## REQUIREMENTS:
From the records, pick out and copy each line containing "image".
* begin EXERCISE INPUT *
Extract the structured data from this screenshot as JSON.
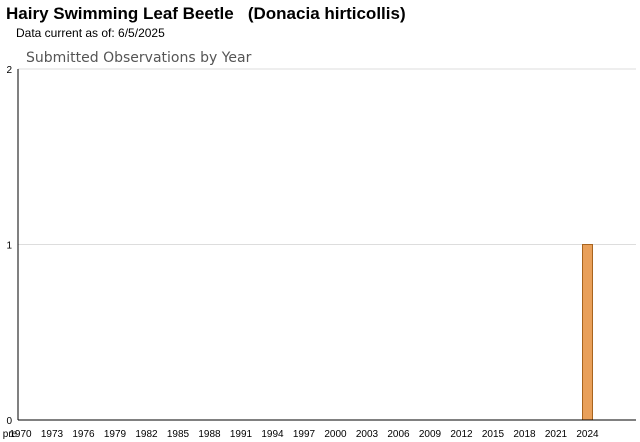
{
  "header": {
    "title": "Hairy Swimming Leaf Beetle   (Donacia hirticollis)",
    "subtitle": "Data current as of: 6/5/2025"
  },
  "chart_data": {
    "type": "bar",
    "title": "Submitted Observations by Year",
    "xlabel": "",
    "ylabel": "",
    "ylim": [
      0,
      2
    ],
    "yticks": [
      0,
      1,
      2
    ],
    "grid": true,
    "categories": [
      "pre",
      "1970",
      "1971",
      "1972",
      "1973",
      "1974",
      "1975",
      "1976",
      "1977",
      "1978",
      "1979",
      "1980",
      "1981",
      "1982",
      "1983",
      "1984",
      "1985",
      "1986",
      "1987",
      "1988",
      "1989",
      "1990",
      "1991",
      "1992",
      "1993",
      "1994",
      "1995",
      "1996",
      "1997",
      "1998",
      "1999",
      "2000",
      "2001",
      "2002",
      "2003",
      "2004",
      "2005",
      "2006",
      "2007",
      "2008",
      "2009",
      "2010",
      "2011",
      "2012",
      "2013",
      "2014",
      "2015",
      "2016",
      "2017",
      "2018",
      "2019",
      "2020",
      "2021",
      "2022",
      "2023",
      "2024",
      "2025"
    ],
    "xtick_labels": [
      "pre",
      "1970",
      "1973",
      "1976",
      "1979",
      "1982",
      "1985",
      "1988",
      "1991",
      "1994",
      "1997",
      "2000",
      "2003",
      "2006",
      "2009",
      "2012",
      "2015",
      "2018",
      "2021",
      "2024"
    ],
    "values": [
      0,
      0,
      0,
      0,
      0,
      0,
      0,
      0,
      0,
      0,
      0,
      0,
      0,
      0,
      0,
      0,
      0,
      0,
      0,
      0,
      0,
      0,
      0,
      0,
      0,
      0,
      0,
      0,
      0,
      0,
      0,
      0,
      0,
      0,
      0,
      0,
      0,
      0,
      0,
      0,
      0,
      0,
      0,
      0,
      0,
      0,
      0,
      0,
      0,
      0,
      0,
      0,
      0,
      0,
      0,
      1,
      0
    ],
    "colors": {
      "bar_fill": "#e9a05a",
      "bar_stroke": "#a8641e",
      "grid": "#dddddd",
      "axis": "#000000"
    }
  }
}
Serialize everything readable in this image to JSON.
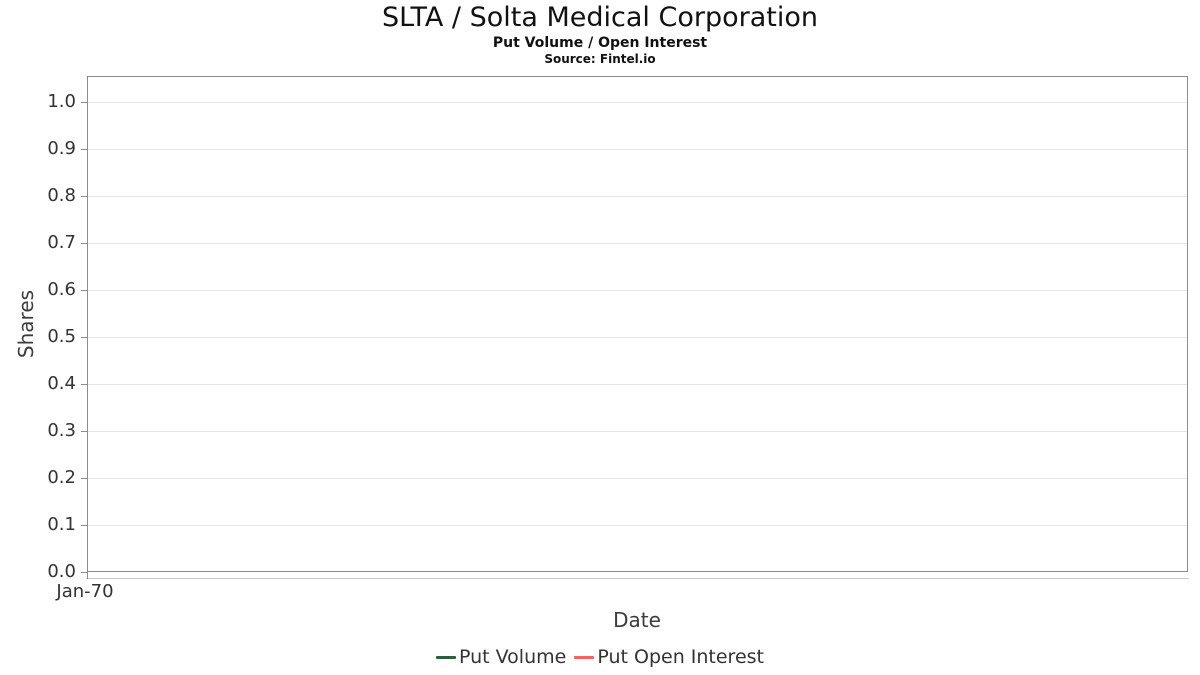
{
  "chart": {
    "title": "SLTA / Solta Medical Corporation",
    "subtitle": "Put Volume / Open Interest",
    "source": "Source: Fintel.io",
    "x_axis": {
      "label": "Date",
      "ticks": [
        "Jan-70"
      ]
    },
    "y_axis": {
      "label": "Shares",
      "ticks": [
        "1.0",
        "0.9",
        "0.8",
        "0.7",
        "0.6",
        "0.5",
        "0.4",
        "0.3",
        "0.2",
        "0.1",
        "0.0"
      ]
    },
    "legend": [
      {
        "label": "Put Volume",
        "color": "#2c5f3e"
      },
      {
        "label": "Put Open Interest",
        "color": "#f95f5f"
      }
    ],
    "colors": {
      "grid": "#e6e6e6",
      "plot_border": "#8c8c8c",
      "axis_line": "#c9c9c9",
      "tick": "#8c8c8c",
      "tick_text": "#333333",
      "title_text": "#111111"
    }
  },
  "chart_data": {
    "type": "line",
    "title": "SLTA / Solta Medical Corporation",
    "subtitle": "Put Volume / Open Interest",
    "source": "Source: Fintel.io",
    "xlabel": "Date",
    "ylabel": "Shares",
    "ylim": [
      0.0,
      1.0
    ],
    "y_tick_step": 0.1,
    "y_tick_labels": [
      "0.0",
      "0.1",
      "0.2",
      "0.3",
      "0.4",
      "0.5",
      "0.6",
      "0.7",
      "0.8",
      "0.9",
      "1.0"
    ],
    "x_tick_labels": [
      "Jan-70"
    ],
    "grid": true,
    "legend_position": "bottom",
    "series": [
      {
        "name": "Put Volume",
        "color": "#2c5f3e",
        "x": [],
        "values": []
      },
      {
        "name": "Put Open Interest",
        "color": "#f95f5f",
        "x": [],
        "values": []
      }
    ]
  }
}
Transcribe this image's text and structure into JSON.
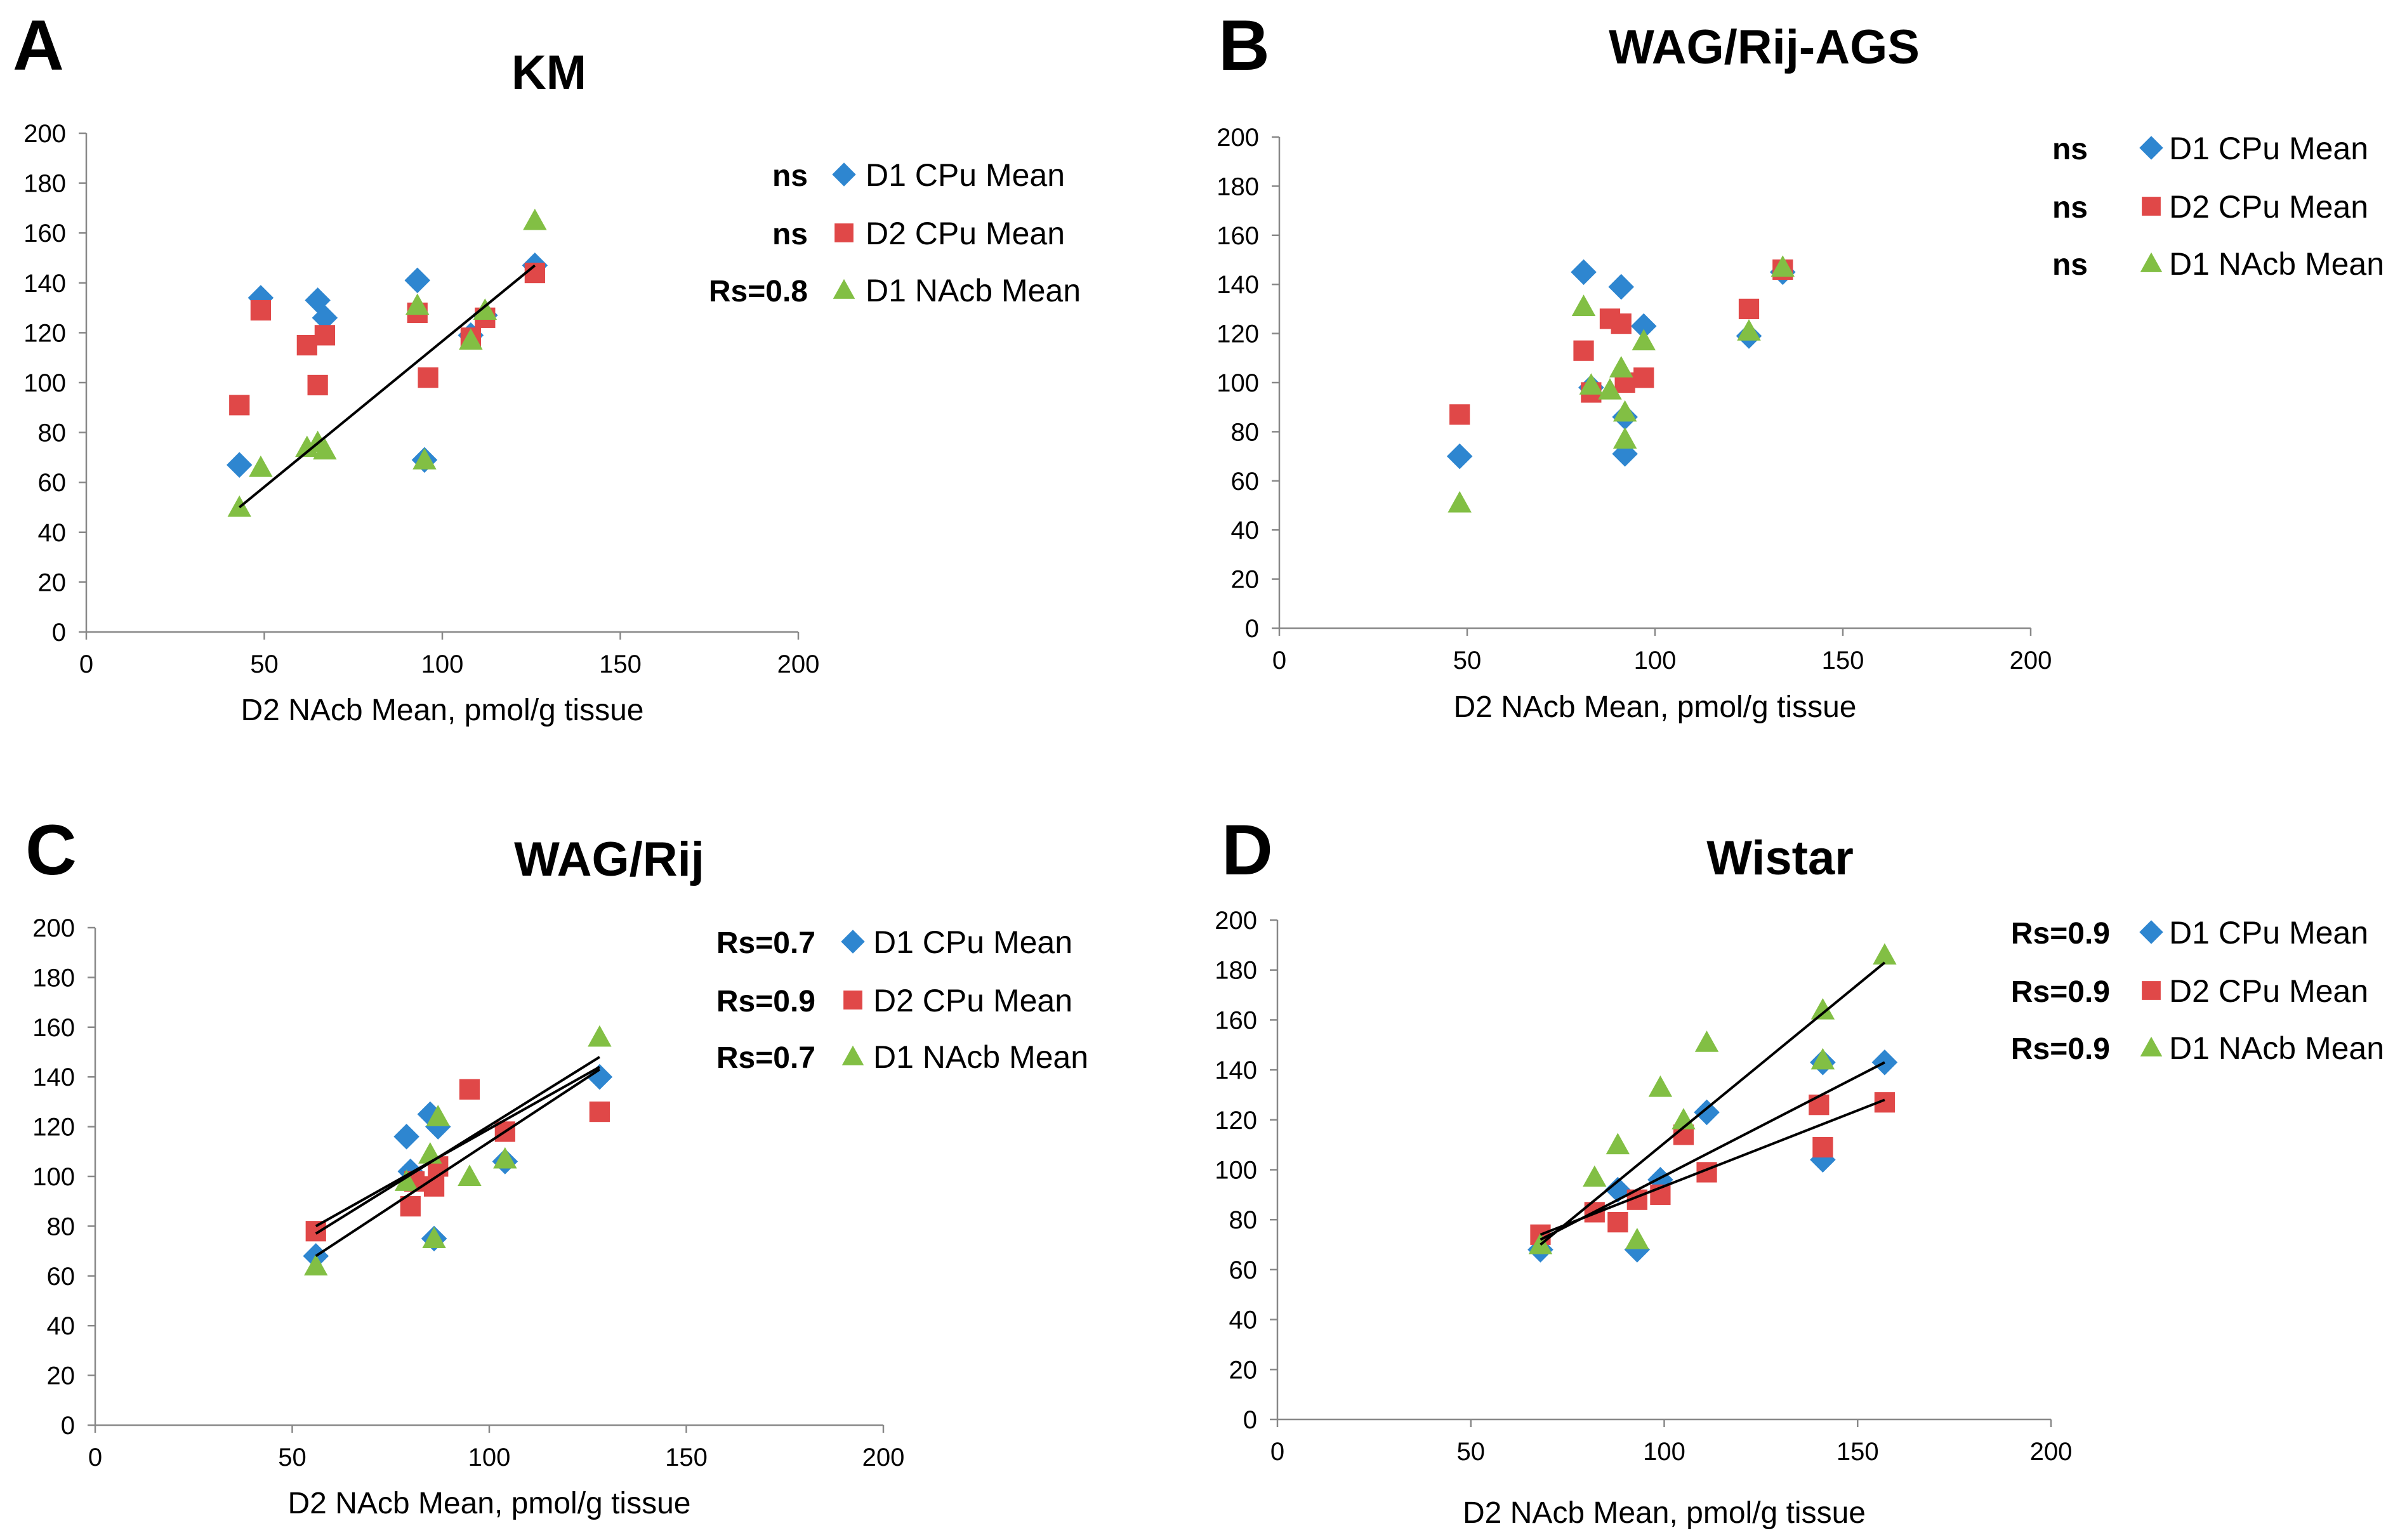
{
  "colors": {
    "d1_cpu": "#2e86d0",
    "d2_cpu": "#e04848",
    "d1_nacb": "#82bf44",
    "fit": "#000000"
  },
  "chart_data": [
    {
      "panel": "A",
      "title": "KM",
      "type": "scatter",
      "xlabel": "D2 NAcb Mean, pmol/g tissue",
      "ylabel": "",
      "xlim": [
        0,
        200
      ],
      "ylim": [
        0,
        200
      ],
      "xticks": [
        "0",
        "50",
        "100",
        "150",
        "200"
      ],
      "yticks": [
        "0",
        "20",
        "40",
        "60",
        "80",
        "100",
        "120",
        "140",
        "160",
        "180",
        "200"
      ],
      "series": [
        {
          "name": "D1 CPu Mean",
          "stat": "ns",
          "marker": "diamond",
          "color": "#2e86d0",
          "x": [
            43,
            49,
            65,
            67,
            93,
            95,
            108,
            112,
            126
          ],
          "y": [
            67,
            134,
            133,
            126,
            141,
            69,
            119,
            127,
            147
          ],
          "fit": null
        },
        {
          "name": "D2 CPu Mean",
          "stat": "ns",
          "marker": "square",
          "color": "#e04848",
          "x": [
            43,
            49,
            62,
            65,
            67,
            93,
            96,
            108,
            112,
            126
          ],
          "y": [
            91,
            129,
            115,
            99,
            119,
            128,
            102,
            118,
            126,
            144
          ],
          "fit": null
        },
        {
          "name": "D1 NAcb Mean",
          "stat": "Rs=0.8",
          "marker": "triangle",
          "color": "#82bf44",
          "x": [
            43,
            49,
            62,
            65,
            67,
            93,
            95,
            108,
            112,
            126
          ],
          "y": [
            50,
            66,
            74,
            76,
            73,
            131,
            69,
            117,
            129,
            165
          ],
          "fit": [
            [
              43,
              50
            ],
            [
              126,
              147
            ]
          ]
        }
      ]
    },
    {
      "panel": "B",
      "title": "WAG/Rij-AGS",
      "type": "scatter",
      "xlabel": "D2 NAcb Mean, pmol/g tissue",
      "ylabel": "",
      "xlim": [
        0,
        200
      ],
      "ylim": [
        0,
        200
      ],
      "xticks": [
        "0",
        "50",
        "100",
        "150",
        "200"
      ],
      "yticks": [
        "0",
        "20",
        "40",
        "60",
        "80",
        "100",
        "120",
        "140",
        "160",
        "180",
        "200"
      ],
      "series": [
        {
          "name": "D1 CPu Mean",
          "stat": "ns",
          "marker": "diamond",
          "color": "#2e86d0",
          "x": [
            48,
            81,
            83,
            91,
            92,
            92,
            97,
            125,
            134
          ],
          "y": [
            70,
            145,
            98,
            139,
            86,
            71,
            123,
            119,
            145
          ],
          "fit": null
        },
        {
          "name": "D2 CPu Mean",
          "stat": "ns",
          "marker": "square",
          "color": "#e04848",
          "x": [
            48,
            81,
            83,
            88,
            91,
            92,
            97,
            125,
            134
          ],
          "y": [
            87,
            113,
            96,
            126,
            124,
            100,
            102,
            130,
            146
          ],
          "fit": null
        },
        {
          "name": "D1 NAcb Mean",
          "stat": "ns",
          "marker": "triangle",
          "color": "#82bf44",
          "x": [
            48,
            81,
            83,
            88,
            91,
            92,
            92,
            97,
            125,
            134
          ],
          "y": [
            51,
            131,
            99,
            97,
            106,
            88,
            77,
            117,
            121,
            147
          ],
          "fit": null
        }
      ]
    },
    {
      "panel": "C",
      "title": "WAG/Rij",
      "type": "scatter",
      "xlabel": "D2 NAcb Mean, pmol/g tissue",
      "ylabel": "",
      "xlim": [
        0,
        200
      ],
      "ylim": [
        0,
        200
      ],
      "xticks": [
        "0",
        "50",
        "100",
        "150",
        "200"
      ],
      "yticks": [
        "0",
        "20",
        "40",
        "60",
        "80",
        "100",
        "120",
        "140",
        "160",
        "180",
        "200"
      ],
      "series": [
        {
          "name": "D1 CPu Mean",
          "stat": "Rs=0.7",
          "marker": "diamond",
          "color": "#2e86d0",
          "x": [
            56,
            79,
            80,
            85,
            86,
            87,
            104,
            128
          ],
          "y": [
            68,
            116,
            102,
            125,
            75,
            120,
            106,
            140
          ],
          "fit": [
            [
              56,
              68
            ],
            [
              128,
              143
            ]
          ]
        },
        {
          "name": "D2 CPu Mean",
          "stat": "Rs=0.9",
          "marker": "square",
          "color": "#e04848",
          "x": [
            56,
            80,
            81,
            86,
            87,
            95,
            104,
            128
          ],
          "y": [
            78,
            88,
            98,
            96,
            104,
            135,
            118,
            126
          ],
          "fit": [
            [
              56,
              80
            ],
            [
              128,
              144
            ]
          ]
        },
        {
          "name": "D1 NAcb Mean",
          "stat": "Rs=0.7",
          "marker": "triangle",
          "color": "#82bf44",
          "x": [
            56,
            79,
            85,
            86,
            87,
            95,
            104,
            128
          ],
          "y": [
            64,
            98,
            109,
            75,
            124,
            100,
            107,
            156
          ],
          "fit": [
            [
              56,
              77
            ],
            [
              128,
              148
            ]
          ]
        }
      ]
    },
    {
      "panel": "D",
      "title": "Wistar",
      "type": "scatter",
      "xlabel": "D2 NAcb Mean, pmol/g tissue",
      "ylabel": "",
      "xlim": [
        0,
        200
      ],
      "ylim": [
        0,
        200
      ],
      "xticks": [
        "0",
        "50",
        "100",
        "150",
        "200"
      ],
      "yticks": [
        "0",
        "20",
        "40",
        "60",
        "80",
        "100",
        "120",
        "140",
        "160",
        "180",
        "200"
      ],
      "series": [
        {
          "name": "D1 CPu Mean",
          "stat": "Rs=0.9",
          "marker": "diamond",
          "color": "#2e86d0",
          "x": [
            68,
            88,
            93,
            99,
            111,
            141,
            141,
            157
          ],
          "y": [
            68,
            92,
            68,
            96,
            123,
            143,
            104,
            143
          ],
          "fit": [
            [
              68,
              72
            ],
            [
              157,
              143
            ]
          ]
        },
        {
          "name": "D2 CPu Mean",
          "stat": "Rs=0.9",
          "marker": "square",
          "color": "#e04848",
          "x": [
            68,
            82,
            88,
            93,
            99,
            105,
            111,
            140,
            141,
            157
          ],
          "y": [
            74,
            83,
            79,
            88,
            90,
            114,
            99,
            126,
            109,
            127
          ],
          "fit": [
            [
              68,
              74
            ],
            [
              157,
              128
            ]
          ]
        },
        {
          "name": "D1 NAcb Mean",
          "stat": "Rs=0.9",
          "marker": "triangle",
          "color": "#82bf44",
          "x": [
            68,
            82,
            88,
            93,
            99,
            105,
            111,
            141,
            141,
            157
          ],
          "y": [
            70,
            97,
            110,
            72,
            133,
            120,
            151,
            164,
            144,
            186
          ],
          "fit": [
            [
              68,
              70
            ],
            [
              157,
              183
            ]
          ]
        }
      ]
    }
  ]
}
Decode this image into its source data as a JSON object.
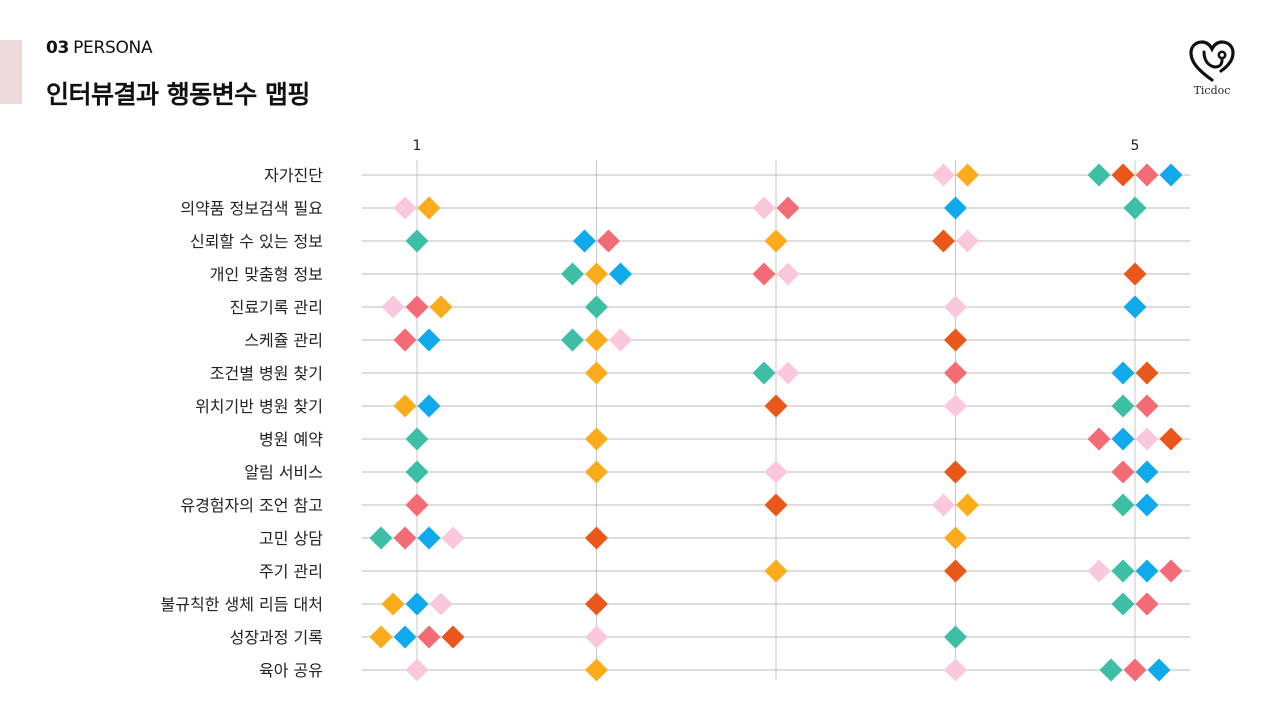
* end EXERCISE INPUT *
## COMPLETED EXERCISE:
Serialize everything readable in this image to JSON.
Transcribe this image's text and structure into JSON.
Decode this image into its source data as a JSON object.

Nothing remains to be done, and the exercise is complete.